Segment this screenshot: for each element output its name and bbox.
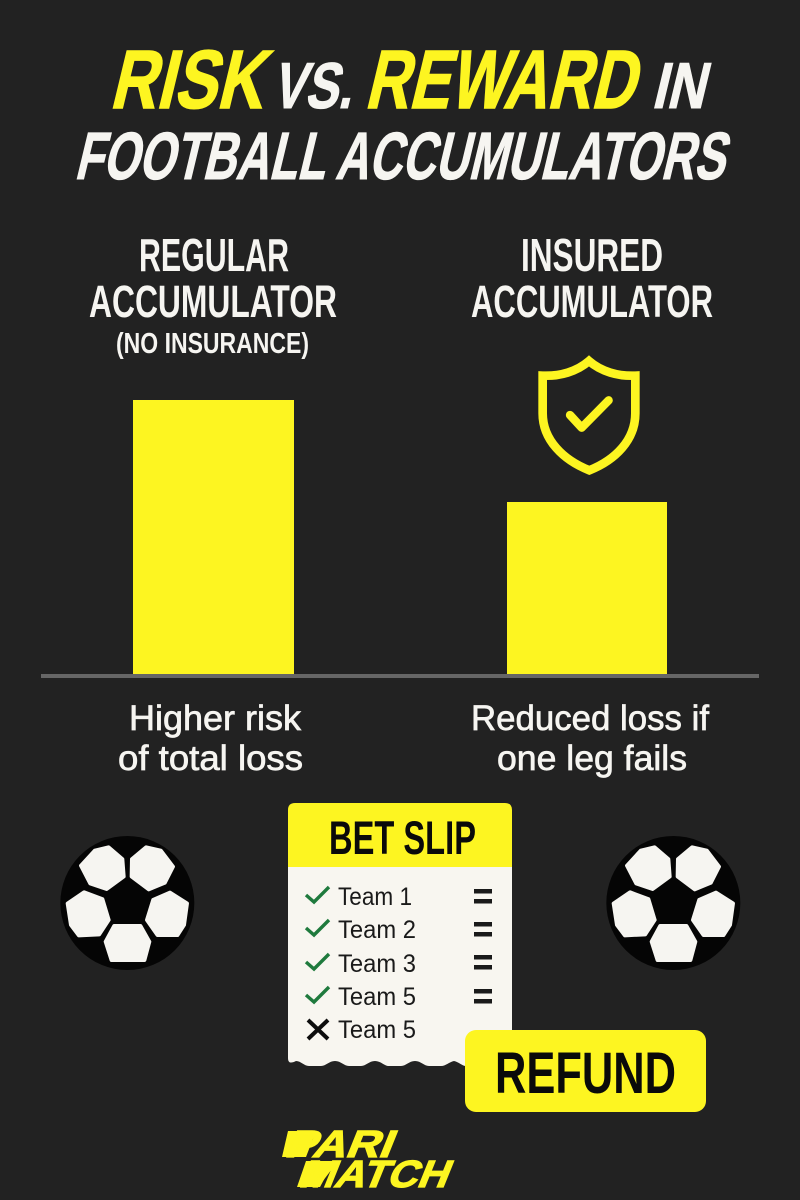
refund badge: REFUND	[495, 1041, 676, 1106]
logo: Parimatch: PARI	[281, 1123, 404, 1166]
refund badge	[465, 1030, 706, 1112]
slip title: BET SLIP	[329, 811, 476, 864]
check marks	[306, 887, 329, 1002]
caption: reduced loss	[471, 699, 709, 778]
heading: insured accumulator	[471, 229, 713, 327]
heading: regular accumulator	[89, 229, 337, 360]
title: RISK	[105, 33, 280, 126]
cross mark	[308, 1020, 328, 1039]
caption: reduced loss: Reduced loss if	[471, 699, 709, 738]
slip rows	[338, 883, 416, 1044]
heading: insured accumulator: INSURED	[521, 229, 663, 281]
logo: Parimatch: MATCH	[295, 1153, 460, 1196]
slip body	[288, 860, 512, 1066]
slip rows: Team 2	[338, 916, 416, 944]
slip header	[288, 803, 512, 867]
equals marks	[474, 889, 492, 1004]
heading: regular accumulator: ACCUMULATOR	[89, 276, 337, 327]
caption: higher risk: of total loss	[118, 739, 303, 778]
heading: regular accumulator: (NO INSURANCE)	[116, 328, 309, 360]
slip rows: Team 1	[338, 883, 412, 911]
bet slip	[288, 803, 512, 1066]
title	[70, 33, 738, 194]
caption: higher risk	[118, 699, 303, 778]
icon: left football	[60, 836, 194, 970]
title: REWARD	[360, 33, 652, 126]
caption: reduced loss: one leg fails	[497, 739, 687, 778]
title: IN	[648, 49, 718, 122]
logo: Parimatch	[281, 1123, 460, 1196]
bar: regular accumulator	[133, 400, 294, 675]
title: VS.	[268, 49, 365, 122]
icon: right football	[606, 836, 740, 970]
icon: shield with check	[543, 361, 635, 470]
slip rows: Team 3	[338, 950, 416, 978]
slip rows: Team 5	[338, 1016, 416, 1044]
heading: regular accumulator: REGULAR	[139, 229, 289, 281]
caption: higher risk: Higher risk	[129, 699, 302, 738]
slip rows: Team 5	[338, 983, 416, 1011]
bar: insured accumulator	[507, 502, 667, 675]
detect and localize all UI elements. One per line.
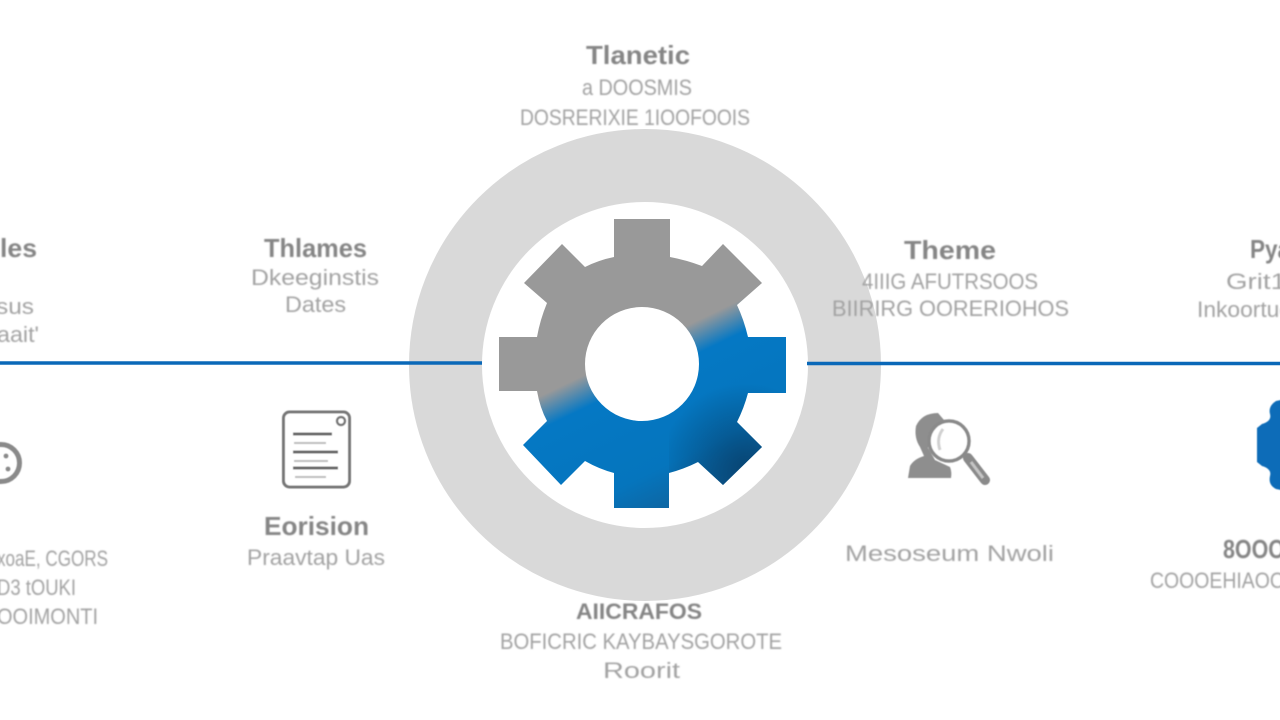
theme label block right <box>832 235 1069 321</box>
themes label block: Thlames <box>264 233 367 263</box>
icon: document <box>284 412 350 487</box>
horizontal timeline right <box>807 362 1280 365</box>
museum label: Mesoseum Nwoli <box>845 541 1054 566</box>
bottom label block: Roorit <box>603 658 680 683</box>
lower far left label block: xoaE, CGORS <box>0 546 108 571</box>
far left label block: les <box>0 233 37 263</box>
bottom label block: BOFICRIC KAYBAYSGOROTE <box>500 629 782 654</box>
top label block: Tlanetic <box>586 40 690 70</box>
outer grey ring <box>446 166 844 564</box>
far right label block: Grit1 <box>1226 269 1280 294</box>
top label block <box>520 40 750 130</box>
bottom label block: AIICRAFOS <box>576 599 702 624</box>
themes label block: Dates <box>285 292 346 317</box>
themes label block: Dkeeginstis <box>251 265 379 290</box>
theme label block right: BIIRIRG OORERIOHOS <box>832 296 1069 321</box>
themes label block <box>251 233 379 317</box>
theme label block right: 4IIIG AFUTRSOOS <box>862 269 1038 294</box>
horizontal timeline left <box>0 361 482 365</box>
lower far left label block: OOIMONTI <box>0 604 98 629</box>
far left label block <box>0 233 39 347</box>
decision label block <box>247 511 385 570</box>
icon: left dial, clipped <box>0 444 20 482</box>
top label block: a DOOSMIS <box>582 75 692 100</box>
theme label block right: Theme <box>904 235 996 265</box>
icon: person with magnifier <box>908 413 985 480</box>
bottom label block <box>500 599 782 683</box>
top label block: DOSRERIXIE 1IOOFOOIS <box>520 105 750 130</box>
lower far right label block <box>1150 534 1280 593</box>
decision label block: Eorision <box>264 511 369 541</box>
central gear icon <box>499 219 786 508</box>
lower far left label block <box>0 546 108 629</box>
far right label block <box>1197 234 1280 322</box>
decision label block: Praavtap Uas <box>247 545 385 570</box>
icon: blue gear, clipped <box>1257 398 1280 492</box>
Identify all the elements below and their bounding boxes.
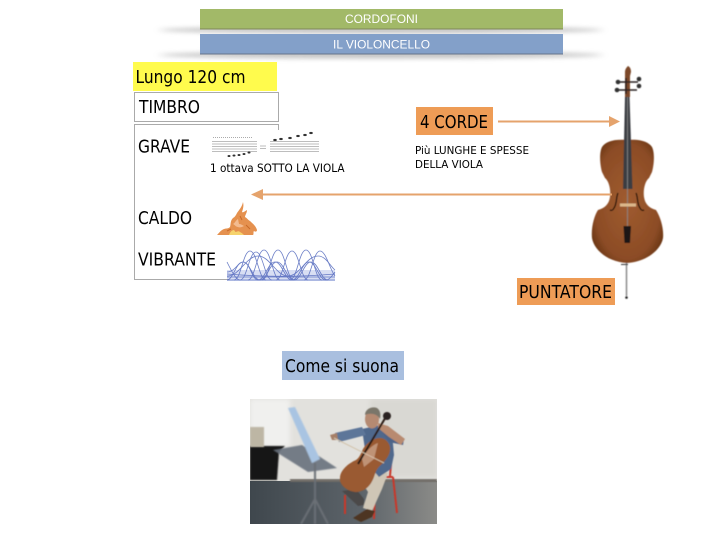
shirt <box>362 425 394 477</box>
cello f-holes <box>610 193 618 210</box>
text: GRAVE: GRAVE <box>138 138 190 158</box>
cello tailpiece <box>624 226 631 243</box>
head <box>365 410 379 428</box>
header bar: CORDOFONI: CORDOFONI <box>345 12 418 26</box>
cello body <box>592 140 663 263</box>
text: Più lunghe e spesse della viola: DELLA VIOLA <box>415 158 483 171</box>
box: TIMBRO: TIMBRO <box>138 98 200 118</box>
label: Come si suona <box>282 351 404 380</box>
music stand <box>273 407 337 524</box>
header bar: IL VIOLONCELLO <box>159 34 603 58</box>
box: TIMBRO <box>134 92 278 122</box>
cello <box>340 438 390 492</box>
icon: music staves <box>212 132 319 157</box>
icon: flame <box>217 202 257 235</box>
icon: vibrating waves <box>227 250 335 281</box>
cello fingerboard and strings <box>623 96 632 189</box>
cello bridge <box>620 204 636 206</box>
panel: timbre qualities <box>134 124 290 285</box>
cellist <box>330 407 405 522</box>
label: PUNTATORE <box>517 278 615 305</box>
cello endpin <box>626 262 628 296</box>
floor <box>250 481 437 524</box>
label: 4 CORDE <box>416 107 493 135</box>
label: 4 CORDE: 4 CORDE <box>420 113 488 133</box>
header bar: IL VIOLONCELLO: IL VIOLONCELLO <box>333 38 430 52</box>
label: Lungo 120 cm: Lungo 120 cm <box>136 68 246 88</box>
chair <box>345 452 397 519</box>
trousers and shoes <box>360 471 388 511</box>
text: 1 ottava SOTTO LA VIOLA: 1 ottava SOTTO LA VIOLA <box>210 161 345 175</box>
photo: cellist on stage <box>250 399 437 524</box>
arrow: to timbre panel <box>251 189 612 200</box>
text: CALDO: CALDO <box>138 209 192 229</box>
image: cello <box>592 66 663 299</box>
label: Lungo 120 cm <box>133 62 277 91</box>
text: Più lunghe e spesse della viola: Più LUNGHE E SPESSE <box>415 144 529 157</box>
arrow: 4 corde to strings <box>498 116 620 127</box>
label: PUNTATORE: PUNTATORE <box>519 283 612 303</box>
wall <box>250 399 437 524</box>
piano <box>250 446 285 480</box>
label: Come si suona: Come si suona <box>285 357 399 377</box>
header bar: CORDOFONI <box>159 9 603 34</box>
text: Più lunghe e spesse della viola <box>415 144 529 171</box>
cello pegbox and scroll <box>625 66 631 97</box>
text: VIBRANTE: VIBRANTE <box>138 250 216 270</box>
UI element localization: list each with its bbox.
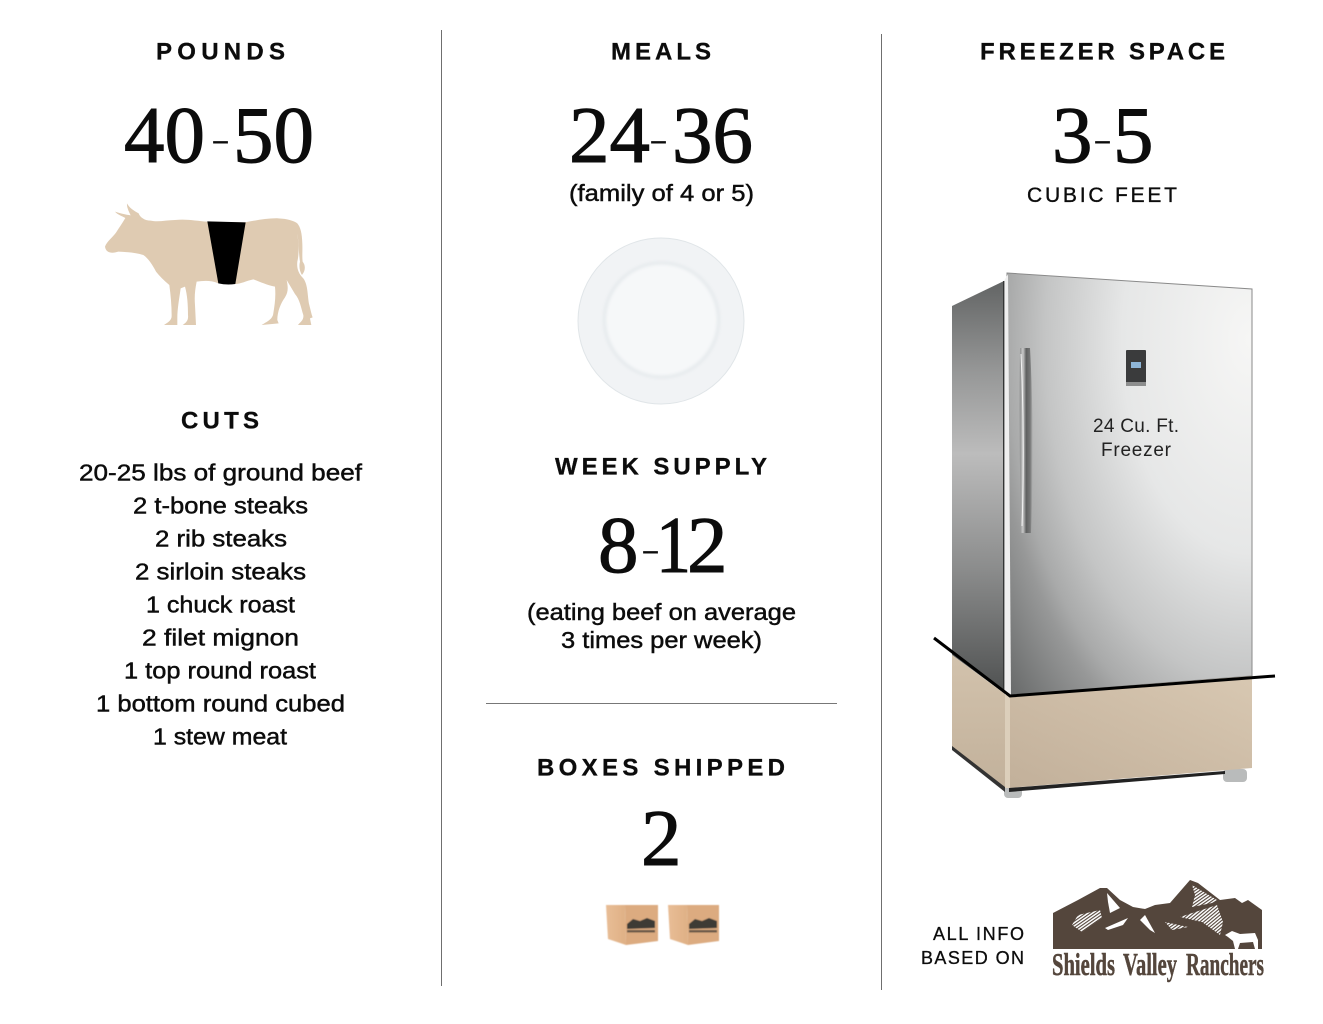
heading: freezer space: FREEZER SPACE [980, 38, 1225, 66]
note: eating frequency: (eating beef on average [527, 599, 796, 625]
number: 8-12: 2 [687, 500, 728, 590]
number: 24-36: 24 [569, 90, 650, 180]
freezer label [1093, 416, 1179, 461]
list of cuts [79, 460, 363, 750]
heading: pounds: POUNDS [156, 38, 285, 66]
number: 24-36 [569, 90, 753, 180]
number: 8-12 [598, 500, 728, 590]
control panel [1126, 350, 1146, 386]
panel: meals [486, 38, 837, 945]
number: 3-5: 5 [1113, 90, 1154, 180]
freezer door [1007, 273, 1252, 695]
panel: freezer space [921, 38, 1275, 982]
feet [1004, 786, 1022, 798]
icon: shipping boxes [606, 905, 719, 945]
list of cuts: 20-25 lbs of ground beef [79, 460, 363, 486]
icon: plate [578, 238, 744, 404]
freezer door base [1009, 676, 1252, 788]
source label: ALL INFO [933, 924, 1024, 944]
freezer side [952, 281, 1004, 693]
number: 40-50: 40 [124, 90, 205, 180]
list of cuts: 1 chuck roast [146, 592, 296, 618]
list of cuts: 2 sirloin steaks [135, 558, 306, 584]
freezer side base [952, 655, 1005, 789]
number: 8-12: 1 [656, 500, 691, 590]
logo wordmark [1052, 946, 1264, 982]
note: eating frequency [527, 599, 796, 653]
heading: cuts: CUTS [181, 408, 259, 434]
icon: freezer with fill level [934, 273, 1275, 798]
number: 8-12: 8 [598, 500, 638, 590]
logo wordmark: Ranchers [1186, 946, 1264, 982]
door edge [1004, 274, 1011, 695]
number: 3-5: 3 [1052, 90, 1092, 180]
icon: cow with highlighted cut [105, 203, 313, 325]
list of cuts: 1 top round roast [124, 658, 317, 684]
mountains [1053, 880, 1262, 949]
list of cuts: 2 t-bone steaks [133, 492, 308, 518]
number: 40-50: 50 [233, 90, 314, 180]
number: 24-36: - [649, 122, 668, 157]
list of cuts: 1 stew meat [153, 724, 288, 750]
list of cuts: 1 bottom round cubed [96, 690, 345, 716]
freezer label: 24 Cu. Ft. [1093, 416, 1179, 437]
note: family size: (family of 4 or 5) [569, 180, 754, 206]
list of cuts: 2 filet mignon [142, 624, 299, 650]
logo wordmark: Valley [1123, 946, 1177, 982]
divider left [441, 30, 442, 986]
heading: meals: MEALS [611, 38, 711, 66]
label: cubic feet: CUBIC FEET [1027, 184, 1177, 207]
divider right [881, 34, 882, 990]
number: 3-5 [1052, 90, 1154, 180]
source label [921, 924, 1024, 968]
door handle [1020, 348, 1033, 533]
note: eating frequency: 3 times per week) [561, 627, 762, 653]
fill level line [934, 638, 1275, 696]
source label: BASED ON [921, 948, 1024, 968]
number: 8-12: - [641, 532, 660, 567]
freezer label: Freezer [1101, 440, 1172, 461]
number: 40-50 [124, 90, 314, 180]
heading: boxes shipped: BOXES SHIPPED [537, 754, 785, 782]
number: 24-36: 36 [672, 90, 753, 180]
logo: Shields Valley Ranchers [1052, 880, 1264, 982]
number: 3-5: - [1093, 122, 1112, 157]
list of cuts: 2 rib steaks [155, 526, 287, 552]
logo wordmark: Shields [1052, 946, 1115, 982]
panel: pounds [79, 38, 363, 750]
number: 40-50: - [211, 122, 230, 157]
number: 2: 2 [641, 793, 682, 883]
heading: week supply: WEEK SUPPLY [555, 454, 767, 480]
-- -- --
Exercise directions — Please count the lines in the listing above that contain the string "themes" and reply with the number alone.

Answer — 4